**Given instruction**
Return all entries precisely as they stand, without the images.

**Entries supplied**
* * * * * * * * *

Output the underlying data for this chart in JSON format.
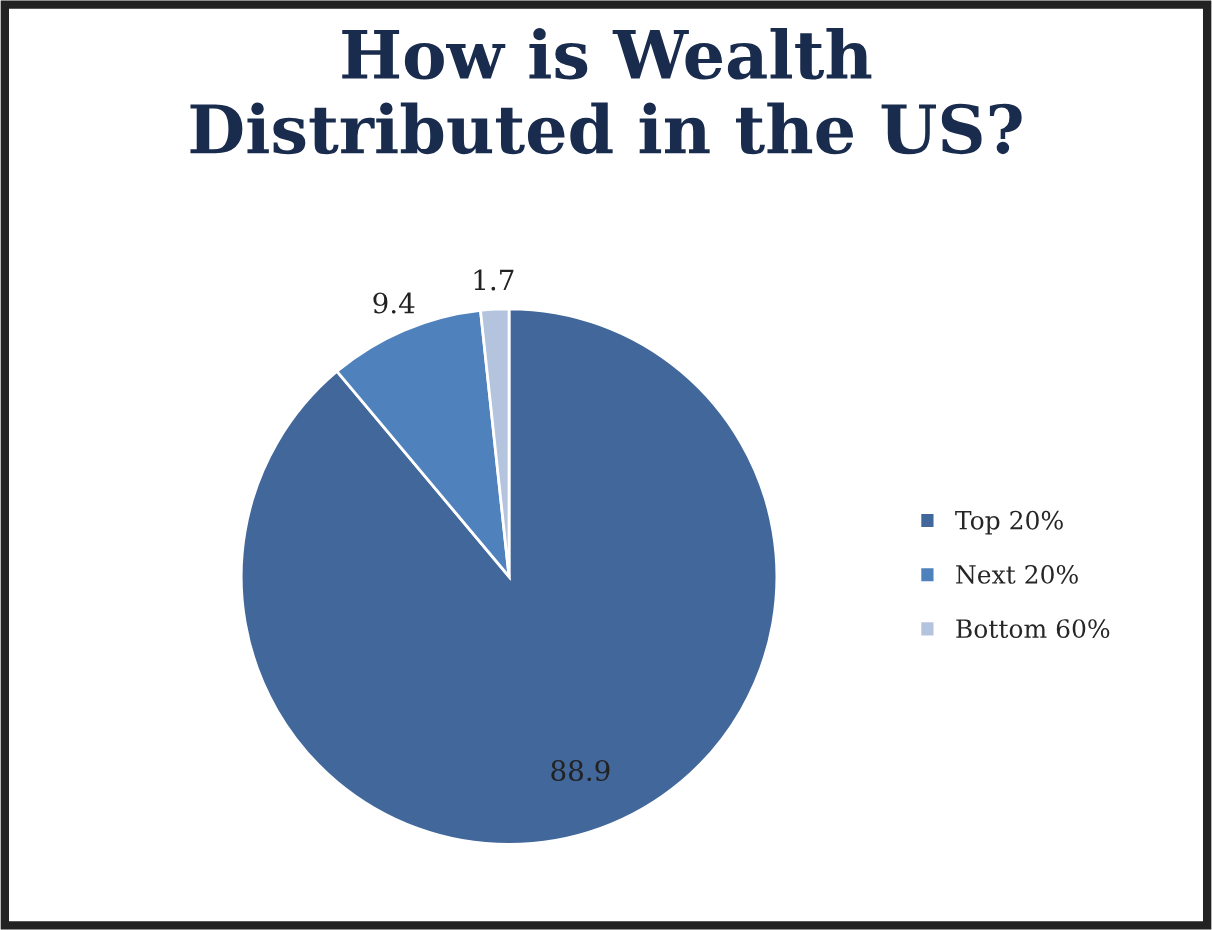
{
  "chart_data": {
    "type": "pie",
    "title": "How is Wealth\nDistributed in the US?",
    "categories": [
      "Top 20%",
      "Next 20%",
      "Bottom 60%"
    ],
    "values": [
      88.9,
      9.4,
      1.7
    ],
    "colors": [
      "#41679b",
      "#4f81bd",
      "#b4c4de"
    ],
    "data_labels": true,
    "legend": "right"
  }
}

* * * * * * * * *

**Finished answer**
Output the underlying data for this chart in JSON format.
{
  "chart_data": {
    "type": "pie",
    "title": "How is Wealth\nDistributed in the US?",
    "categories": [
      "Top 20%",
      "Next 20%",
      "Bottom 60%"
    ],
    "values": [
      88.9,
      9.4,
      1.7
    ],
    "colors": [
      "#41679b",
      "#4f81bd",
      "#b4c4de"
    ],
    "data_labels": true,
    "legend": "right"
  }
}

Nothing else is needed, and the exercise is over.